§ **TO BE DONE**: Reproduce exactly the final portion of the data: every line from the one containing "Read out every word on this page." through the last line, inclusive.

§ **PROVIDED ENTRIES**:
— start —

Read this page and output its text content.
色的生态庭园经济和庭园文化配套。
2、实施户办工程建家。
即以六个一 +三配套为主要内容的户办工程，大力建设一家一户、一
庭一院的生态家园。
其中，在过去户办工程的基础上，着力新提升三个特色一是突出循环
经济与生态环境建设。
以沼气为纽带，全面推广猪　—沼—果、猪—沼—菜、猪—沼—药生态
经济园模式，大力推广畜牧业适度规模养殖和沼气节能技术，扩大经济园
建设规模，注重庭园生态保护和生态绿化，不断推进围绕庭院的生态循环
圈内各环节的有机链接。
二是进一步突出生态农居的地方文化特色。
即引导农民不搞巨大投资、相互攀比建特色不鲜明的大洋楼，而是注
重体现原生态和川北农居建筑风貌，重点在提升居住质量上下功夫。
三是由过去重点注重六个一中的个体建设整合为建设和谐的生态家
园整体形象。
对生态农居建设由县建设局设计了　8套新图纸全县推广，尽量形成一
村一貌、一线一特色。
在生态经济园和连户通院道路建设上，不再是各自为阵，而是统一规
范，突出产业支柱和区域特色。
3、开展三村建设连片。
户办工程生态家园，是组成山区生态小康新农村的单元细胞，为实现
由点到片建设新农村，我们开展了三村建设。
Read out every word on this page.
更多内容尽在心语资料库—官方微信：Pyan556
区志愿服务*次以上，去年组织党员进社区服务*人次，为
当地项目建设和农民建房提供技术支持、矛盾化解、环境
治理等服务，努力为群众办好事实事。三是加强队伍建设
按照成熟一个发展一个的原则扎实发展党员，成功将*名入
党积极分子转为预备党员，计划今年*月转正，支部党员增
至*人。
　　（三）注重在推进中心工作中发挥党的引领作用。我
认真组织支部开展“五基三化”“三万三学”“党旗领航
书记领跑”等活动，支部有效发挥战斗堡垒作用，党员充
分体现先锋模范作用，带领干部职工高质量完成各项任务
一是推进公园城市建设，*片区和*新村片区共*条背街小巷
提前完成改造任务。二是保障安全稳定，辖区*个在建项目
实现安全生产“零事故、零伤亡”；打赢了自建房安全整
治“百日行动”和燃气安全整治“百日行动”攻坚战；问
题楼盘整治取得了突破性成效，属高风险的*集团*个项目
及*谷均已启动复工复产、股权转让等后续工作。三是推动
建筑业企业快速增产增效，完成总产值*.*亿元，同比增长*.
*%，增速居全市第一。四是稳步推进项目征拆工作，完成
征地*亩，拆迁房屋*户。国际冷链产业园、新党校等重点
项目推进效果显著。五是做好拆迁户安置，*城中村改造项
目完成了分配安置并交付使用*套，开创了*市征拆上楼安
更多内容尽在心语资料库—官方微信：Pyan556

— end —

§ **ANSWER BELOW**:
Read out every word on this page.
更多内容尽在心语资料库—官方微信：Pyan556
区志愿服务*次以上，去年组织党员进社区服务*人次，为
当地项目建设和农民建房提供技术支持、矛盾化解、环境
治理等服务，努力为群众办好事实事。三是加强队伍建设
按照成熟一个发展一个的原则扎实发展党员，成功将*名入
党积极分子转为预备党员，计划今年*月转正，支部党员增
至*人。
　　（三）注重在推进中心工作中发挥党的引领作用。我
认真组织支部开展“五基三化”“三万三学”“党旗领航
书记领跑”等活动，支部有效发挥战斗堡垒作用，党员充
分体现先锋模范作用，带领干部职工高质量完成各项任务
一是推进公园城市建设，*片区和*新村片区共*条背街小巷
提前完成改造任务。二是保障安全稳定，辖区*个在建项目
实现安全生产“零事故、零伤亡”；打赢了自建房安全整
治“百日行动”和燃气安全整治“百日行动”攻坚战；问
题楼盘整治取得了突破性成效，属高风险的*集团*个项目
及*谷均已启动复工复产、股权转让等后续工作。三是推动
建筑业企业快速增产增效，完成总产值*.*亿元，同比增长*.
*%，增速居全市第一。四是稳步推进项目征拆工作，完成
征地*亩，拆迁房屋*户。国际冷链产业园、新党校等重点
项目推进效果显著。五是做好拆迁户安置，*城中村改造项
目完成了分配安置并交付使用*套，开创了*市征拆上楼安
更多内容尽在心语资料库—官方微信：Pyan556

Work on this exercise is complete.